━━ Material provided
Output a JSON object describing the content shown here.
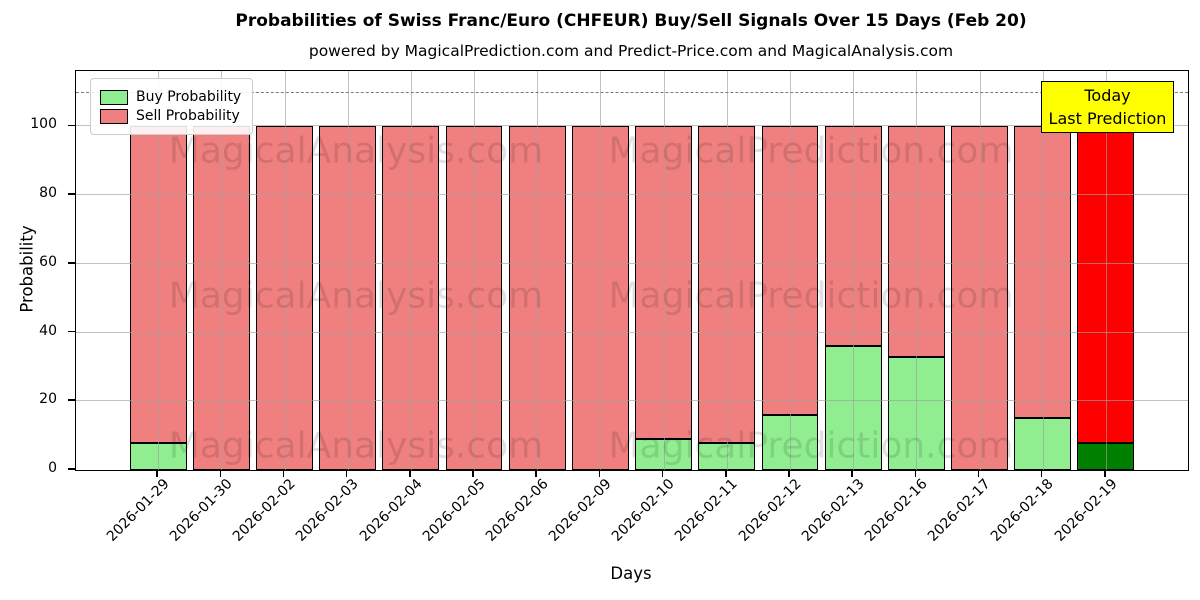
{
  "title": "Probabilities of Swiss Franc/Euro (CHFEUR) Buy/Sell Signals Over 15 Days (Feb 20)",
  "subtitle": "powered by MagicalPrediction.com and Predict-Price.com and MagicalAnalysis.com",
  "legend": {
    "items": [
      {
        "label": "Buy Probability",
        "color": "#90EE90"
      },
      {
        "label": "Sell Probability",
        "color": "#F08080"
      }
    ]
  },
  "annotation": {
    "line1": "Today",
    "line2": "Last Prediction",
    "bg_color": "#FFFF00"
  },
  "watermarks": {
    "left_text": "MagicalAnalysis.com",
    "right_text": "MagicalPrediction.com"
  },
  "axes": {
    "ylabel": "Probability",
    "xlabel": "Days",
    "yticks": [
      0,
      20,
      40,
      60,
      80,
      100
    ],
    "dashed_line_y": 110
  },
  "chart_data": {
    "type": "bar",
    "stacked": true,
    "title": "Probabilities of Swiss Franc/Euro (CHFEUR) Buy/Sell Signals Over 15 Days (Feb 20)",
    "xlabel": "Days",
    "ylabel": "Probability",
    "ylim": [
      0,
      116
    ],
    "grid": true,
    "legend_position": "upper left",
    "categories": [
      "2026-01-29",
      "2026-01-30",
      "2026-02-02",
      "2026-02-03",
      "2026-02-04",
      "2026-02-05",
      "2026-02-06",
      "2026-02-09",
      "2026-02-10",
      "2026-02-11",
      "2026-02-12",
      "2026-02-13",
      "2026-02-16",
      "2026-02-17",
      "2026-02-18",
      "2026-02-19"
    ],
    "series": [
      {
        "name": "Buy Probability",
        "color": "#90EE90",
        "today_color": "#008000",
        "values": [
          8,
          0,
          0,
          0,
          0,
          0,
          0,
          0,
          9,
          8,
          16,
          36,
          33,
          0,
          15,
          8
        ]
      },
      {
        "name": "Sell Probability",
        "color": "#F08080",
        "today_color": "#FF0000",
        "values": [
          92,
          100,
          100,
          100,
          100,
          100,
          100,
          100,
          91,
          92,
          84,
          64,
          67,
          100,
          85,
          92
        ]
      }
    ],
    "today_index": 15,
    "threshold_dashed_line": 110
  }
}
━━━━
Prompt:
Scan the material above and determine how many lines include the word "Signals"; report only the number.

Response to the exercise:
2